**GIVEN PROBLEM:** In the following material, identify every line holding the string "icon" and return it.

--- Start of DATA SECTION ---

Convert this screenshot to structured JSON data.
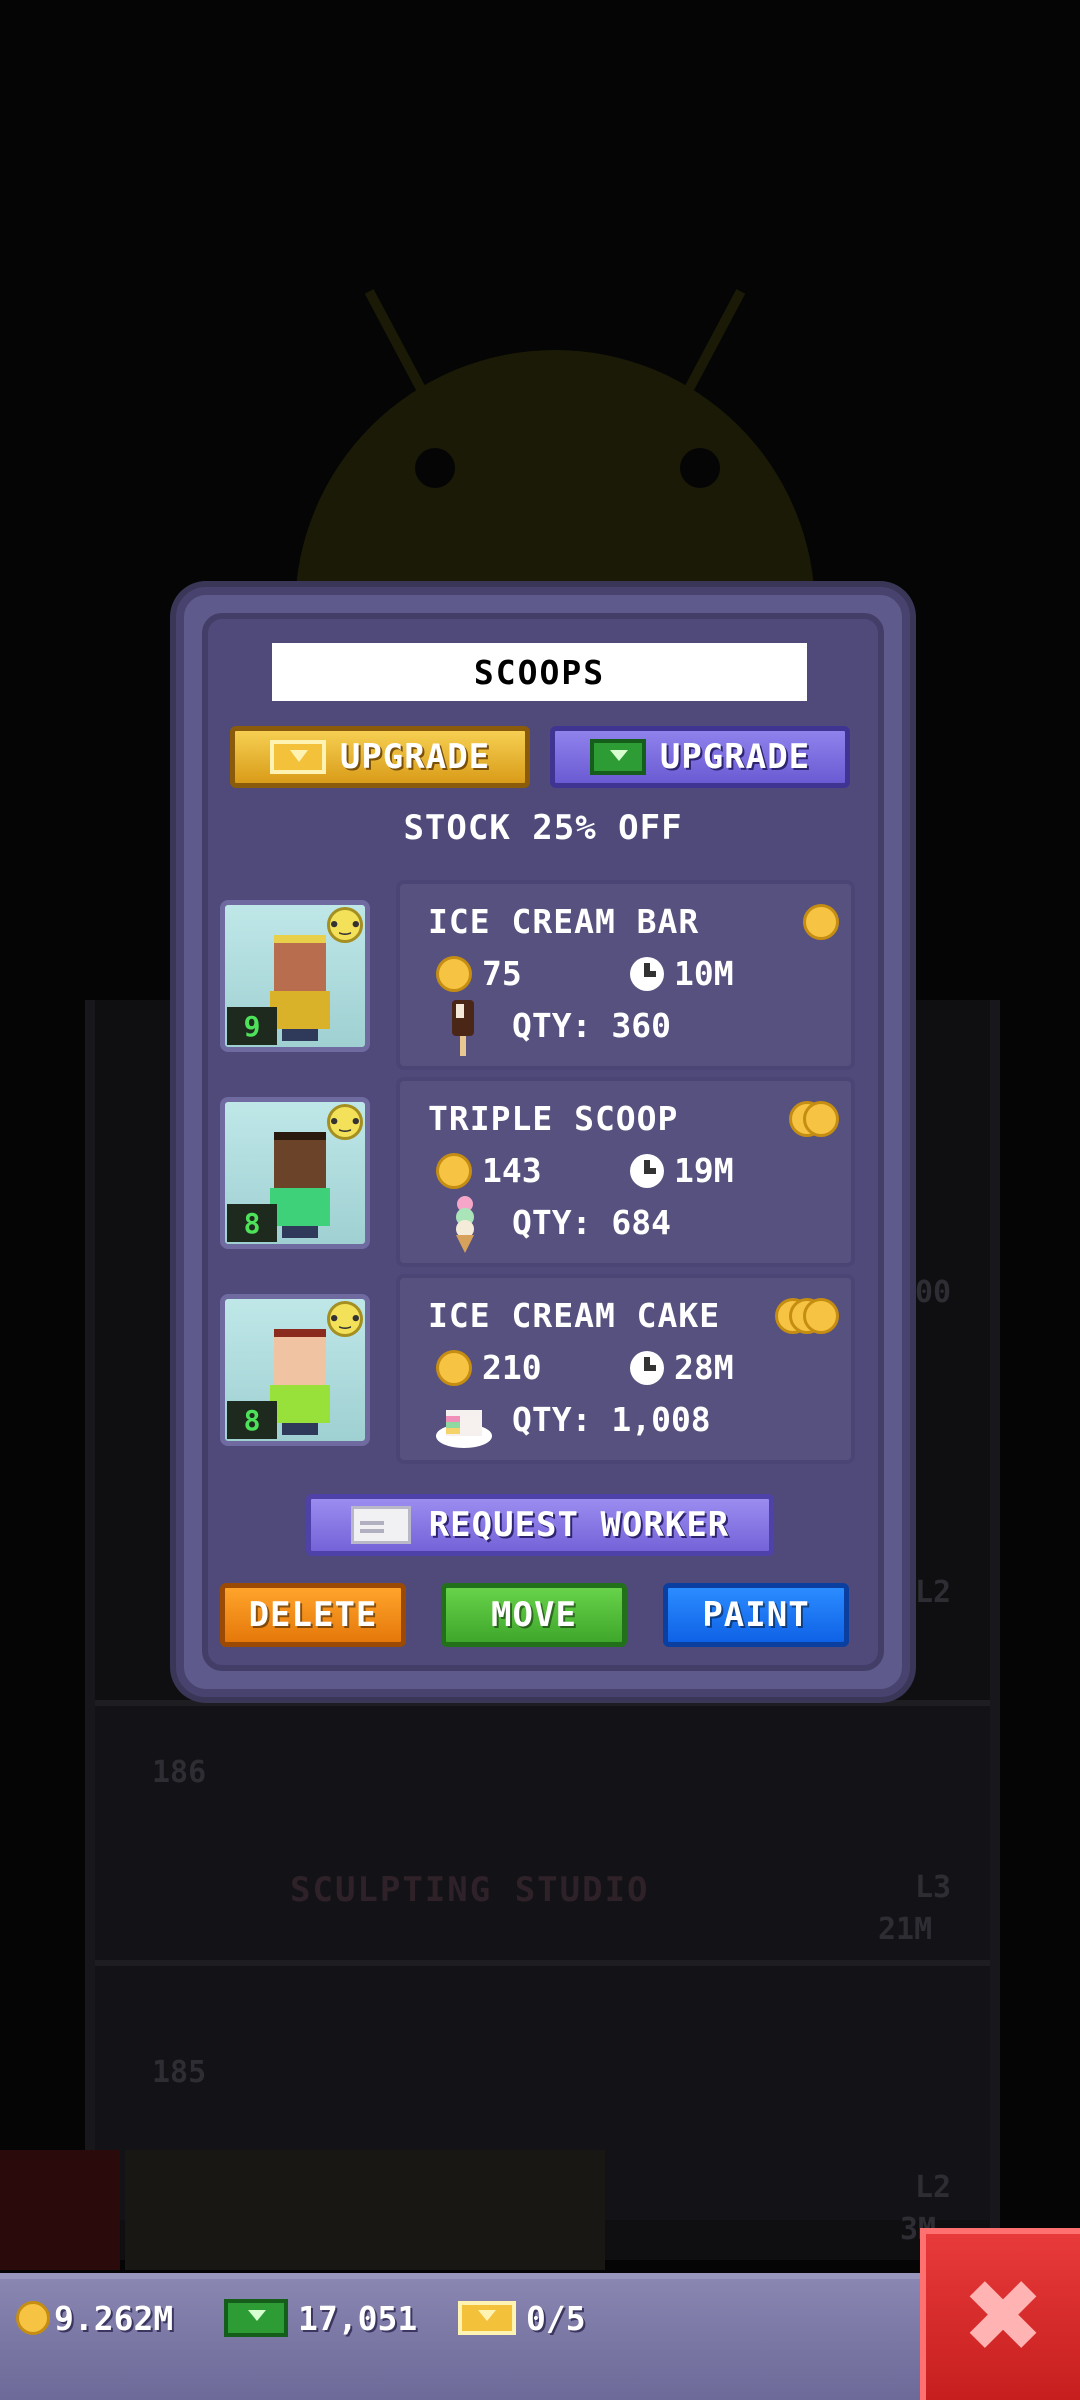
{
  "background": {
    "floor_numbers": [
      "186",
      "185"
    ],
    "floor_label": "SCULPTING STUDIO",
    "level_tags": [
      "L2",
      "L3",
      "L2"
    ],
    "time_tags": [
      "21M",
      "3M"
    ],
    "partial_text": "00"
  },
  "modal": {
    "title": "SCOOPS",
    "upgrade_gold_label": "UPGRADE",
    "upgrade_cash_label": "UPGRADE",
    "promo": "STOCK 25% OFF",
    "products": [
      {
        "name": "ICE CREAM BAR",
        "coin_tier": 1,
        "cost": "75",
        "time": "10M",
        "qty": "QTY: 360",
        "worker_level": "9",
        "icon": "ice-cream-bar-icon"
      },
      {
        "name": "TRIPLE SCOOP",
        "coin_tier": 2,
        "cost": "143",
        "time": "19M",
        "qty": "QTY: 684",
        "worker_level": "8",
        "icon": "triple-scoop-icon"
      },
      {
        "name": "ICE CREAM CAKE",
        "coin_tier": 3,
        "cost": "210",
        "time": "28M",
        "qty": "QTY: 1,008",
        "worker_level": "8",
        "icon": "ice-cream-cake-icon"
      }
    ],
    "request_worker_label": "REQUEST WORKER",
    "actions": {
      "delete": "DELETE",
      "move": "MOVE",
      "paint": "PAINT"
    }
  },
  "status_bar": {
    "coins": "9.262M",
    "bux": "17,051",
    "tickets": "0/5"
  },
  "colors": {
    "modal_bg": "#4f4a7a",
    "gold": "#f6c343",
    "delete": "#ffa42b",
    "move": "#67d24a",
    "paint": "#2b8cff",
    "close": "#e83a3a"
  }
}
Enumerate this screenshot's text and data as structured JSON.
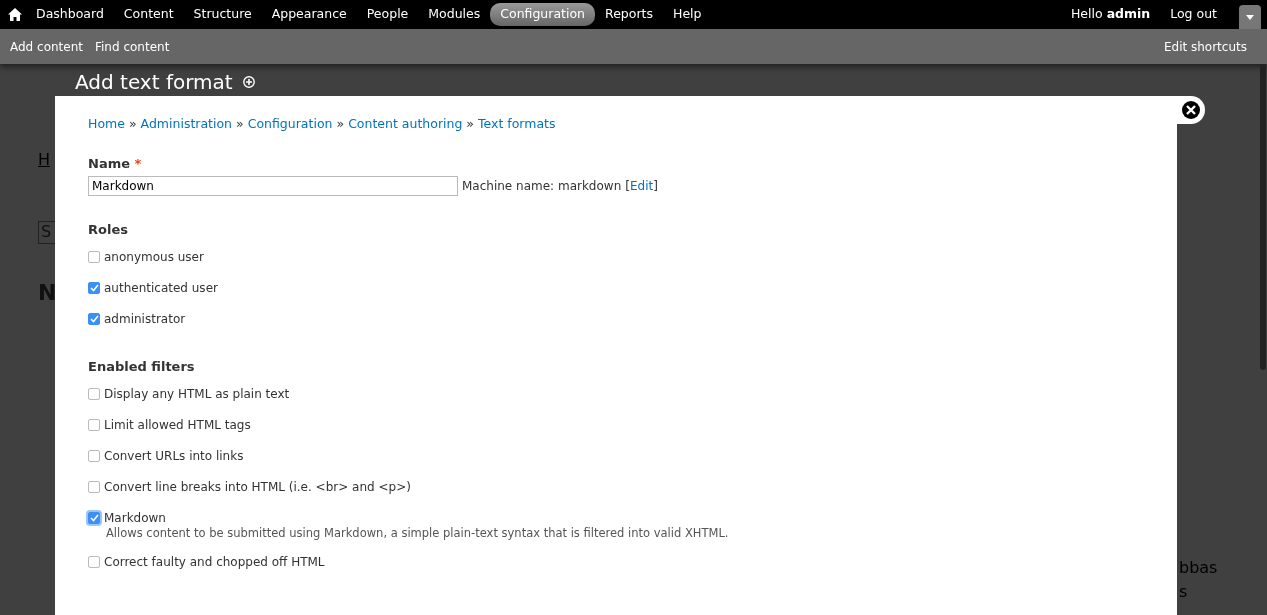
{
  "toolbar": {
    "menu": [
      {
        "label": "Dashboard",
        "selected": false
      },
      {
        "label": "Content",
        "selected": false
      },
      {
        "label": "Structure",
        "selected": false
      },
      {
        "label": "Appearance",
        "selected": false
      },
      {
        "label": "People",
        "selected": false
      },
      {
        "label": "Modules",
        "selected": false
      },
      {
        "label": "Configuration",
        "selected": true
      },
      {
        "label": "Reports",
        "selected": false
      },
      {
        "label": "Help",
        "selected": false
      }
    ],
    "greeting": "Hello **admin**",
    "logout": "Log out"
  },
  "shortcuts": {
    "items": [
      "Add content",
      "Find content"
    ],
    "edit": "Edit shortcuts"
  },
  "page_title": "Add text format",
  "background_page": {
    "breadcrumb_fragment": "H",
    "field_fragment": "S",
    "heading_fragment": "N",
    "text_fragments": [
      "bbas",
      "s"
    ]
  },
  "dialog": {
    "breadcrumb": [
      "Home",
      "Administration",
      "Configuration",
      "Content authoring",
      "Text formats"
    ],
    "breadcrumb_separator": "»",
    "name": {
      "label": "Name",
      "required_mark": "*",
      "value": "Markdown",
      "machine_name": "Machine name: markdown",
      "edit_open": "[",
      "edit_link": "Edit",
      "edit_close": "]"
    },
    "roles": {
      "heading": "Roles",
      "items": [
        {
          "label": "anonymous user",
          "checked": false
        },
        {
          "label": "authenticated user",
          "checked": true
        },
        {
          "label": "administrator",
          "checked": true
        }
      ]
    },
    "filters": {
      "heading": "Enabled filters",
      "items": [
        {
          "label": "Display any HTML as plain text",
          "checked": false
        },
        {
          "label": "Limit allowed HTML tags",
          "checked": false
        },
        {
          "label": "Convert URLs into links",
          "checked": false
        },
        {
          "label": "Convert line breaks into HTML (i.e. <br> and <p>)",
          "checked": false
        },
        {
          "label": "Markdown",
          "checked": true,
          "description": "Allows content to be submitted using Markdown, a simple plain-text syntax that is filtered into valid XHTML."
        },
        {
          "label": "Correct faulty and chopped off HTML",
          "checked": false
        }
      ]
    }
  }
}
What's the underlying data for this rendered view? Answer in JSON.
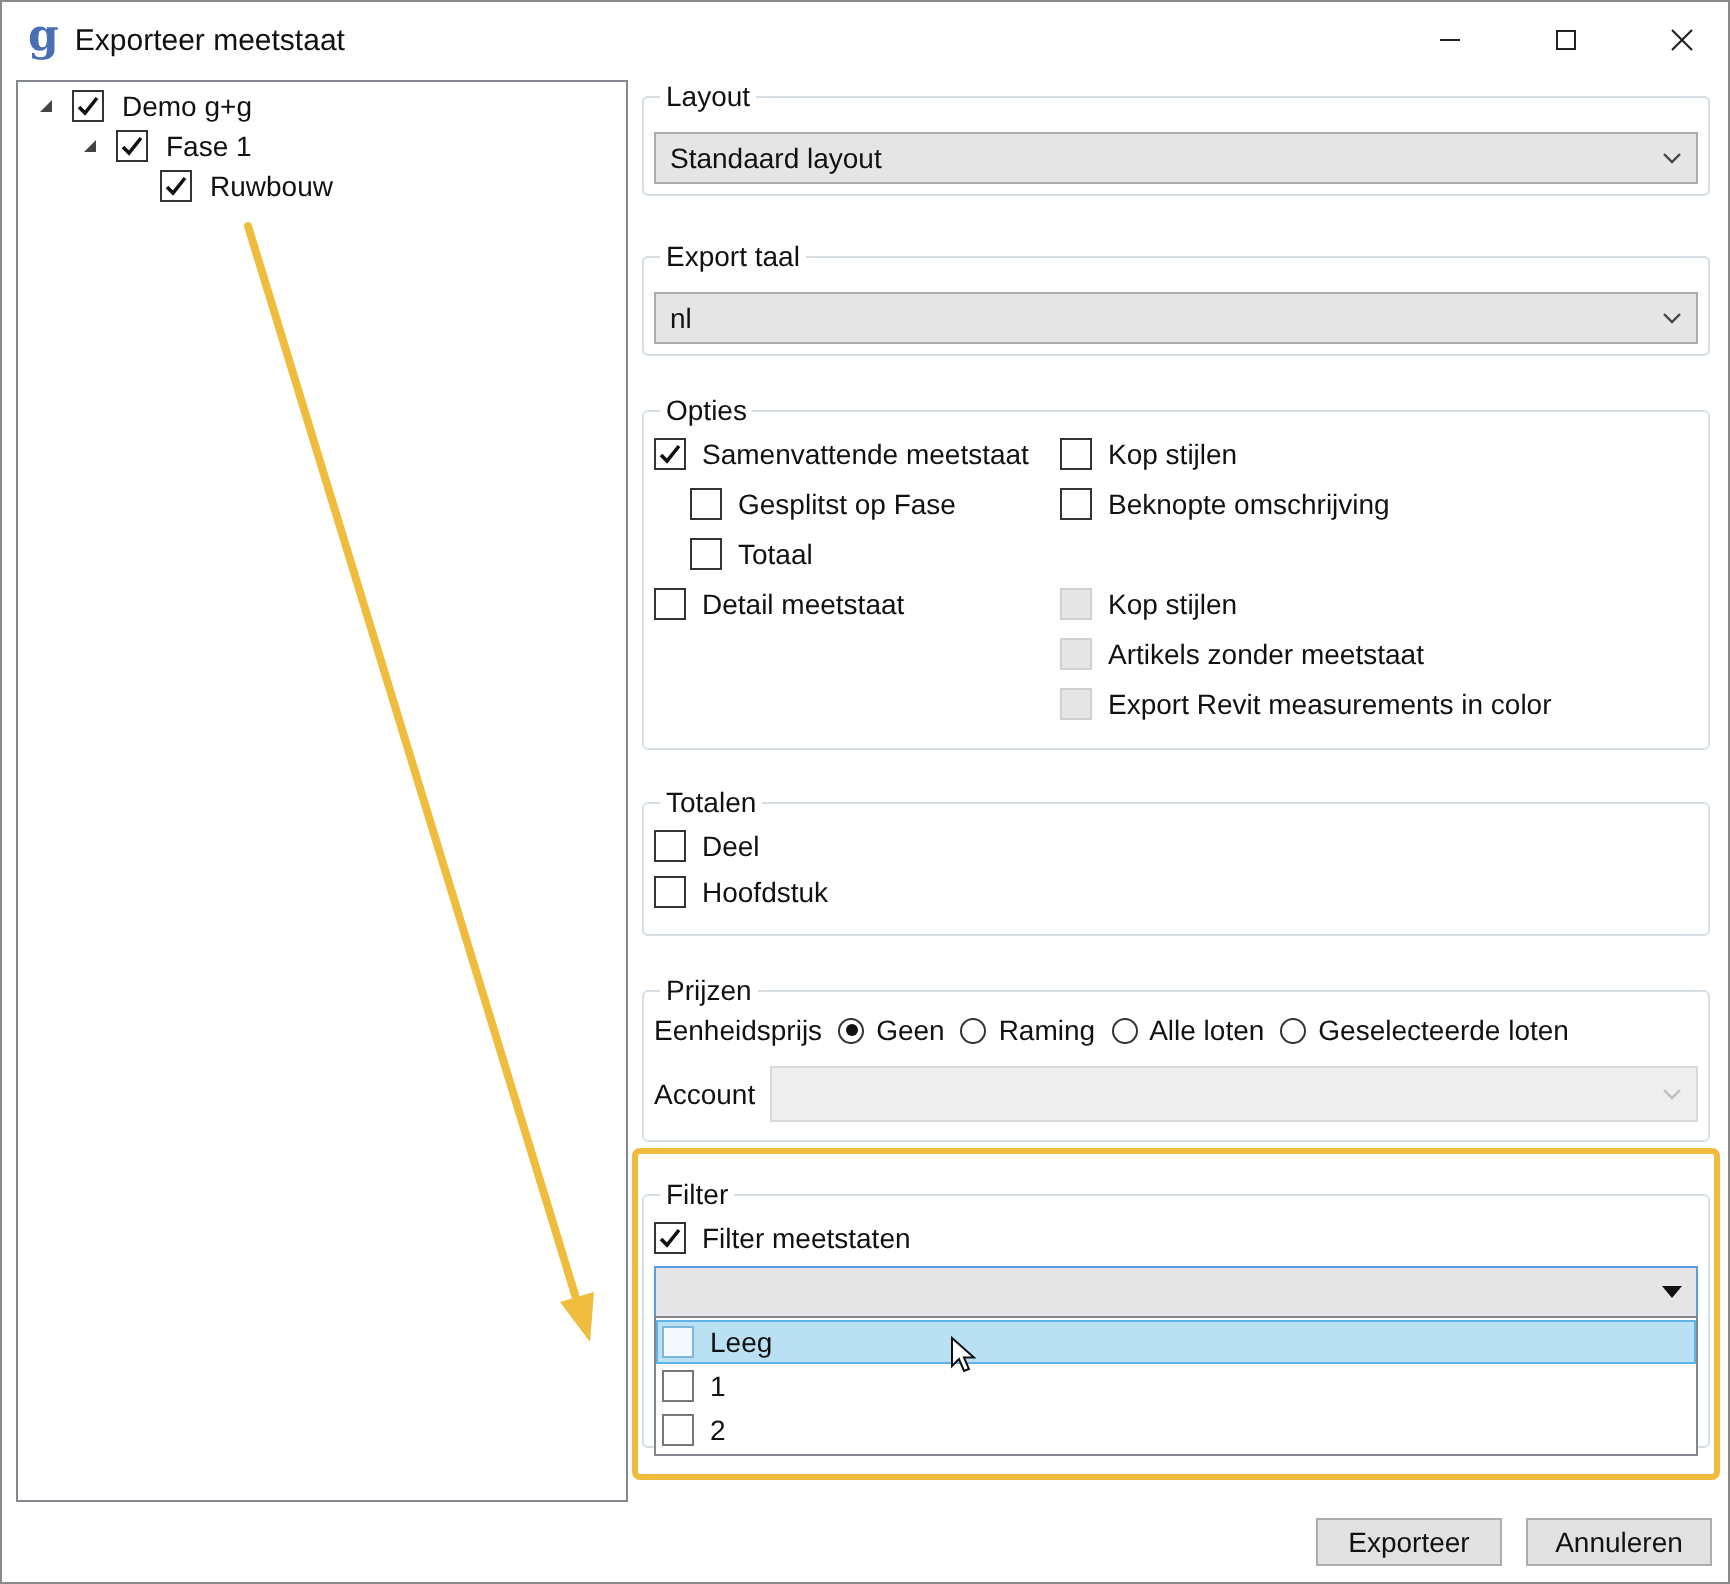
{
  "window": {
    "logo": "g",
    "title": "Exporteer meetstaat"
  },
  "tree": [
    {
      "label": "Demo g+g",
      "checked": true,
      "expanded": true,
      "children": [
        {
          "label": "Fase 1",
          "checked": true,
          "expanded": true,
          "children": [
            {
              "label": "Ruwbouw",
              "checked": true
            }
          ]
        }
      ]
    }
  ],
  "layout": {
    "title": "Layout",
    "value": "Standaard layout"
  },
  "export_language": {
    "title": "Export taal",
    "value": "nl"
  },
  "options": {
    "title": "Opties",
    "groups": [
      {
        "main": {
          "label": "Samenvattende meetstaat",
          "checked": true,
          "disabled": false,
          "children": [
            {
              "label": "Gesplitst op Fase",
              "checked": false,
              "disabled": false
            },
            {
              "label": "Totaal",
              "checked": false,
              "disabled": false
            }
          ]
        },
        "extras": [
          {
            "label": "Kop stijlen",
            "checked": false,
            "disabled": false
          },
          {
            "label": "Beknopte omschrijving",
            "checked": false,
            "disabled": false
          }
        ]
      },
      {
        "main": {
          "label": "Detail meetstaat",
          "checked": false,
          "disabled": false
        },
        "extras": [
          {
            "label": "Kop stijlen",
            "checked": false,
            "disabled": true
          },
          {
            "label": "Artikels zonder meetstaat",
            "checked": false,
            "disabled": true
          },
          {
            "label": "Export Revit measurements in color",
            "checked": false,
            "disabled": true
          }
        ]
      }
    ]
  },
  "totals": {
    "title": "Totalen",
    "items": [
      {
        "label": "Deel",
        "checked": false
      },
      {
        "label": "Hoofdstuk",
        "checked": false
      }
    ]
  },
  "prices": {
    "title": "Prijzen",
    "unit_price_label": "Eenheidsprijs",
    "choices": [
      {
        "label": "Geen",
        "selected": true
      },
      {
        "label": "Raming",
        "selected": false
      },
      {
        "label": "Alle loten",
        "selected": false
      },
      {
        "label": "Geselecteerde loten",
        "selected": false
      }
    ],
    "account": {
      "label": "Account",
      "disabled": true
    }
  },
  "filter": {
    "title": "Filter",
    "checkbox": {
      "label": "Filter meetstaten",
      "checked": true
    },
    "dropdown": {
      "expanded": true,
      "items": [
        {
          "label": "Leeg",
          "checked": false,
          "selected": true
        },
        {
          "label": "1",
          "checked": false,
          "selected": false
        },
        {
          "label": "2",
          "checked": false,
          "selected": false
        }
      ]
    }
  },
  "buttons": [
    "Exporteer",
    "Annuleren"
  ]
}
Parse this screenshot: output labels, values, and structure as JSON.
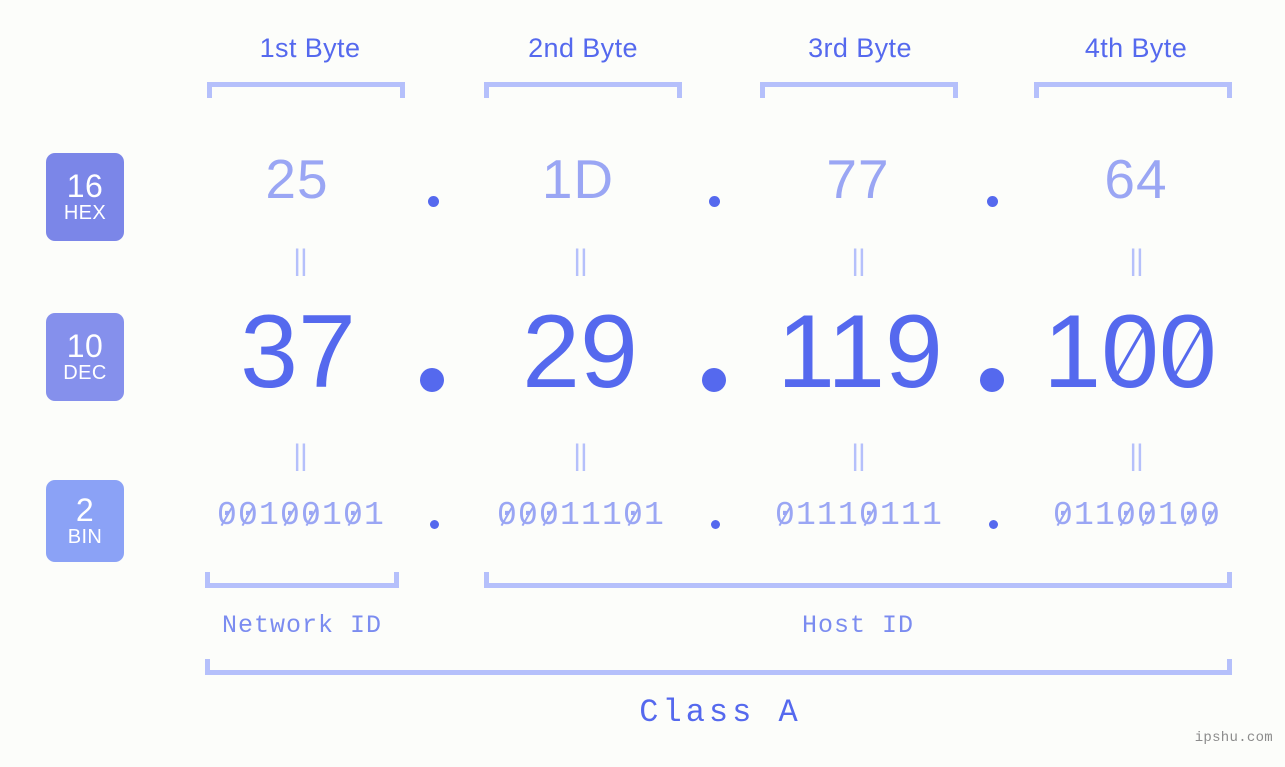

--- End of DATA SECTION ---

**WORKED SOLUTION:**
        "icon": "ice-cream-bar-icon"
        "icon": "triple-scoop-icon"
        "icon": "ice-cream-cake-icon"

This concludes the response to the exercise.